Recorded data
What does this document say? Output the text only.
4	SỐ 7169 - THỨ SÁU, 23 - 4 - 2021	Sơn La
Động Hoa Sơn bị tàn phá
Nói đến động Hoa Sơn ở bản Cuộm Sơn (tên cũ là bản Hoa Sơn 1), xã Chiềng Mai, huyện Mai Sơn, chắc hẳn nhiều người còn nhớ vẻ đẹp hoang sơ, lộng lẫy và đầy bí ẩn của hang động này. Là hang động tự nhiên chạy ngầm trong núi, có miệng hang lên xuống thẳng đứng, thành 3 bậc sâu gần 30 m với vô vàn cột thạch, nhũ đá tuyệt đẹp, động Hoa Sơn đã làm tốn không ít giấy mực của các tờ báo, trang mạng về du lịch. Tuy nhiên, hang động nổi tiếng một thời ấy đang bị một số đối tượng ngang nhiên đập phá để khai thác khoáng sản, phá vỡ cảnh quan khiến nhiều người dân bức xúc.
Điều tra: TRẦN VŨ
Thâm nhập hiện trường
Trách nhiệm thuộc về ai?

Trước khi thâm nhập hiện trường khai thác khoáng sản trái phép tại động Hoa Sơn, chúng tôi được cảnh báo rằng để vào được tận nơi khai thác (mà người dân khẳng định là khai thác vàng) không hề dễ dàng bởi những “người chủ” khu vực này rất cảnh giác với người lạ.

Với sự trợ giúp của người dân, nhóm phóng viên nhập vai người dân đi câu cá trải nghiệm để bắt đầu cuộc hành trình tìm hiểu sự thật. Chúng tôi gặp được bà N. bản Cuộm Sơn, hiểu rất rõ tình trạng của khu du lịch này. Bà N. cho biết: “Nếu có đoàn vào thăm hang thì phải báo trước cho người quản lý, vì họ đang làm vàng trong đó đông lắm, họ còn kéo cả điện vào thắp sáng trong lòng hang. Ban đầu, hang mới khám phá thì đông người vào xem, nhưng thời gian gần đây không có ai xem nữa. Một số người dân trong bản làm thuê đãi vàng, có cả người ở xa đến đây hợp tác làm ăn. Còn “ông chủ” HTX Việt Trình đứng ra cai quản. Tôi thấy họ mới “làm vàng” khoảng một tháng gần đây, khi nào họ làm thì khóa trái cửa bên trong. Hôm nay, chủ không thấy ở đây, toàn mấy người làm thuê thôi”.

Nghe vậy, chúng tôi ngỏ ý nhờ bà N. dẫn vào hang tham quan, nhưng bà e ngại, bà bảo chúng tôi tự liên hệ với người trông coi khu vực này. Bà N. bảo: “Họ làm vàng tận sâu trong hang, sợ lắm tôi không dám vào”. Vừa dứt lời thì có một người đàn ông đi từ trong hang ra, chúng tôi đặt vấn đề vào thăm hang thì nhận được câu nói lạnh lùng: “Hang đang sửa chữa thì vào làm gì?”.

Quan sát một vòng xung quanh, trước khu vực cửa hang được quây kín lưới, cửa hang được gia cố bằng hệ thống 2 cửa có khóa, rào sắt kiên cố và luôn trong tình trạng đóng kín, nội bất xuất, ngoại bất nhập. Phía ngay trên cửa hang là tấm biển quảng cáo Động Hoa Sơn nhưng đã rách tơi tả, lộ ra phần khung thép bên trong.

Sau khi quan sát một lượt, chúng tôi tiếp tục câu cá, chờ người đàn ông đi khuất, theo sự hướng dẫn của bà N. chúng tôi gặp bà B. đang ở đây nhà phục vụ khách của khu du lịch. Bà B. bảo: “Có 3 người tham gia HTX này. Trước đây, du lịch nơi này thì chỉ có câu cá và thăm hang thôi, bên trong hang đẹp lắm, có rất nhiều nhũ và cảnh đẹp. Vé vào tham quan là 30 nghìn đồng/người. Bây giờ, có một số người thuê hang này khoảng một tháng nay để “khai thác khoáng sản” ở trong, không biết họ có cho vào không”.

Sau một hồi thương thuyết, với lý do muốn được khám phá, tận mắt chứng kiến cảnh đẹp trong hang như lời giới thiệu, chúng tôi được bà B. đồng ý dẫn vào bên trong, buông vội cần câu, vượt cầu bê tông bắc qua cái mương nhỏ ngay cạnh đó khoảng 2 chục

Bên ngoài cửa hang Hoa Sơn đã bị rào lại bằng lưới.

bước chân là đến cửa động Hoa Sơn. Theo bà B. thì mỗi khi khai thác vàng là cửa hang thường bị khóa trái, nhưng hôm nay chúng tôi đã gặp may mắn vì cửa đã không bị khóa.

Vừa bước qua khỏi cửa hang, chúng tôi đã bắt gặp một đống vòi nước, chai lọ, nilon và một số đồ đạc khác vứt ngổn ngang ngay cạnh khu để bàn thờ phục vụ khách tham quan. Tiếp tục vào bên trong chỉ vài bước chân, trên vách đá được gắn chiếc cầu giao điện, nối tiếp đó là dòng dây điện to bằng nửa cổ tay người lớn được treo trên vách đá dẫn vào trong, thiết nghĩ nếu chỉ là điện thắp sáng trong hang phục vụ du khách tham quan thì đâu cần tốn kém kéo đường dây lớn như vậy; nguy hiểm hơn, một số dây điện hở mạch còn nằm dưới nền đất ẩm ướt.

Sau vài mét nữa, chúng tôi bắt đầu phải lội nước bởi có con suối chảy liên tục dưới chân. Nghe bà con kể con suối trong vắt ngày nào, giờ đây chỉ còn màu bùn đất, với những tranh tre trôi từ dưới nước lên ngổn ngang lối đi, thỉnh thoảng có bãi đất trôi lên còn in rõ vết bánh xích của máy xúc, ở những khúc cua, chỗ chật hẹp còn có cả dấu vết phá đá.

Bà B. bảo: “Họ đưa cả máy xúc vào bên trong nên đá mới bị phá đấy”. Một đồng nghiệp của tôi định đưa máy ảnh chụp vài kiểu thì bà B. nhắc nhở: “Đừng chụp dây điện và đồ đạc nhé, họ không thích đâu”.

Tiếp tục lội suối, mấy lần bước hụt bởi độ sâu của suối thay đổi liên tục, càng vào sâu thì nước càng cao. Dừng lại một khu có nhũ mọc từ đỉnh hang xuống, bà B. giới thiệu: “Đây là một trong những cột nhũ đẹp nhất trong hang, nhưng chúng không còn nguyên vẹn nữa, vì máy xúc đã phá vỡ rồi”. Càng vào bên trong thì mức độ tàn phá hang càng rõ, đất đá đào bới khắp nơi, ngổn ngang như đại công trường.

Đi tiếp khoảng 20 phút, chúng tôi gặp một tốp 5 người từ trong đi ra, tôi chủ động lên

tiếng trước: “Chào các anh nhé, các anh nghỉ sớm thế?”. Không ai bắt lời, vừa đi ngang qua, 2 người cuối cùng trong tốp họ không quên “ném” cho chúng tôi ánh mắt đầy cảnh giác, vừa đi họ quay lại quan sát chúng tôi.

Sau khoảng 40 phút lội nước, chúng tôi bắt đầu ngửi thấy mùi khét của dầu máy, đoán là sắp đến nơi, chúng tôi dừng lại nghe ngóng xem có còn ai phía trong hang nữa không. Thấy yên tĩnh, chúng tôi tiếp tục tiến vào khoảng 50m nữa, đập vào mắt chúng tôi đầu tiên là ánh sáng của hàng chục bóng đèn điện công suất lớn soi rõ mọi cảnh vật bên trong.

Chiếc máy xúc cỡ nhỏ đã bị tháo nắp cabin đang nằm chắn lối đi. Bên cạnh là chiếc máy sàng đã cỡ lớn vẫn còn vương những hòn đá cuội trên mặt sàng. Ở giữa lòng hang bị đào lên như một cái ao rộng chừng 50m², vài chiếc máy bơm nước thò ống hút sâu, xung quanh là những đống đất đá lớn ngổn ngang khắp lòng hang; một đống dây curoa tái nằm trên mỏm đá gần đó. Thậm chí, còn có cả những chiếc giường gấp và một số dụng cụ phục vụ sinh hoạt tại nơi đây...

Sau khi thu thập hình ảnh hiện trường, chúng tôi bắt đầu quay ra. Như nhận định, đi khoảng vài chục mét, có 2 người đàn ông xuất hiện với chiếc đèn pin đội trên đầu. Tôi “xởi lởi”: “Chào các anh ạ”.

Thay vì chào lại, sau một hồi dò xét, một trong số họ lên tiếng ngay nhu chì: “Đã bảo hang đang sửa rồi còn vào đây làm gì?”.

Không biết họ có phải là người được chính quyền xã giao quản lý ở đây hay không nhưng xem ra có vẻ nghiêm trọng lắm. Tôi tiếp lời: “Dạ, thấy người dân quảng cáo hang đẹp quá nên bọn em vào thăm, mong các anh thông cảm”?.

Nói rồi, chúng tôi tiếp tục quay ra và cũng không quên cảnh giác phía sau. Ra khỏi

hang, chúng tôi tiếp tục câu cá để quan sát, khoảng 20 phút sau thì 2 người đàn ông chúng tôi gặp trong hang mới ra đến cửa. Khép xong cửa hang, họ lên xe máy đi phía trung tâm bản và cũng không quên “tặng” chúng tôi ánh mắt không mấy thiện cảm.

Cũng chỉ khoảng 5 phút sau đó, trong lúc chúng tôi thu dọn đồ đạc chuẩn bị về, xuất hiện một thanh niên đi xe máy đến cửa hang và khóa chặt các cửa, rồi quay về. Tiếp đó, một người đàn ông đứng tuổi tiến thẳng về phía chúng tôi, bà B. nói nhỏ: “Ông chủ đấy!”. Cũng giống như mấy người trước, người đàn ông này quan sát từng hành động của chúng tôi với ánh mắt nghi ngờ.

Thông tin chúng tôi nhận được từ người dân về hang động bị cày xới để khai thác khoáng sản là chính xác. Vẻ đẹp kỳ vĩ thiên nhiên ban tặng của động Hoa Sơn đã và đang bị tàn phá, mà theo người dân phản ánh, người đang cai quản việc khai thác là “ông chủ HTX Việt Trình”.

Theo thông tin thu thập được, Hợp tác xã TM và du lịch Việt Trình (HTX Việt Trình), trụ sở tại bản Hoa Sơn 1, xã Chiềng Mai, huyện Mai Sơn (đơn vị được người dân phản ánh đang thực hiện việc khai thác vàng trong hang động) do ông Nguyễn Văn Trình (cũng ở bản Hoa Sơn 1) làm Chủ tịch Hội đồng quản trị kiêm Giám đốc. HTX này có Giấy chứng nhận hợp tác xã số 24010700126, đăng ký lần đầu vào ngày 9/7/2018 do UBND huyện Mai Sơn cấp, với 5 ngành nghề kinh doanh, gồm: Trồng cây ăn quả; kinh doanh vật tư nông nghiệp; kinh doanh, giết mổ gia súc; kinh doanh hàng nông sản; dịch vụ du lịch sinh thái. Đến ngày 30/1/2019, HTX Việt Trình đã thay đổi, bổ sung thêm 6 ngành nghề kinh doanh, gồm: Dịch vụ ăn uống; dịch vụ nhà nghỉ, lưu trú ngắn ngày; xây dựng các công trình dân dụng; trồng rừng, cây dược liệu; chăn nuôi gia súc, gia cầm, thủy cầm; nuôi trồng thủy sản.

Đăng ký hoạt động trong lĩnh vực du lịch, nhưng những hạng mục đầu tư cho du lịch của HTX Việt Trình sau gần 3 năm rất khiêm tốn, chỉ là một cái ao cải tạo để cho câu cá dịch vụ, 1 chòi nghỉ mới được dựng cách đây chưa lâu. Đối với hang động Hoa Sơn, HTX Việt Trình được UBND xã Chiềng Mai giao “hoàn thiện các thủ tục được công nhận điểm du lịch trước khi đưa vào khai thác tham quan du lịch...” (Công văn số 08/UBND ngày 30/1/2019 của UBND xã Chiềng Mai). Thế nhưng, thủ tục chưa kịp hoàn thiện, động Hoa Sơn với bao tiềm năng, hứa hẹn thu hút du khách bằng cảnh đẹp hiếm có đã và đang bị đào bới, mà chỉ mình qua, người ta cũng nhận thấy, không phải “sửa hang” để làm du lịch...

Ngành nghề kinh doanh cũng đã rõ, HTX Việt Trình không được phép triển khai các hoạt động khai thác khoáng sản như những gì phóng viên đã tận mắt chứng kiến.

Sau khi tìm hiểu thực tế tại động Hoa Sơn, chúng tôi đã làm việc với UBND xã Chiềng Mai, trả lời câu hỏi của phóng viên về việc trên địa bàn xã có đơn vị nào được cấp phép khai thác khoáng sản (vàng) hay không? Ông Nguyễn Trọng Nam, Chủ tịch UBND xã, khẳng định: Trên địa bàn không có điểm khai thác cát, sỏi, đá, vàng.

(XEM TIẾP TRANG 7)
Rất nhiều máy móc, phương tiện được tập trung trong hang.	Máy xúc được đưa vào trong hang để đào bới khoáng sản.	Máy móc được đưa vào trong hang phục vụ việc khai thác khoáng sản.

- _REQUIREMENT_: Lines that include the word "nhiên" are to be extracted from the data above.

- _WORKED ANSWER_:
Nói đến động Hoa Sơn ở bản Cuộm Sơn (tên cũ là bản Hoa Sơn 1), xã Chiềng Mai, huyện Mai Sơn, chắc hẳn nhiều người còn nhớ vẻ đẹp hoang sơ, lộng lẫy và đầy bí ẩn của hang động này. Là hang động tự nhiên chạy ngầm trong núi, có miệng hang lên xuống thẳng đứng, thành 3 bậc sâu gần 30 m với vô vàn cột thạch, nhũ đá tuyệt đẹp, động Hoa Sơn đã làm tốn không ít giấy mực của các tờ báo, trang mạng về du lịch. Tuy nhiên, hang động nổi tiếng một thời ấy đang bị một số đối tượng ngang nhiên đập phá để khai thác khoáng sản, phá vỡ cảnh quan khiến nhiều người dân bức xúc.
Thông tin chúng tôi nhận được từ người dân về hang động bị cày xới để khai thác khoáng sản là chính xác. Vẻ đẹp kỳ vĩ thiên nhiên ban tặng của động Hoa Sơn đã và đang bị tàn phá, mà theo người dân phản ánh, người đang cai quản việc khai thác là “ông chủ HTX Việt Trình”.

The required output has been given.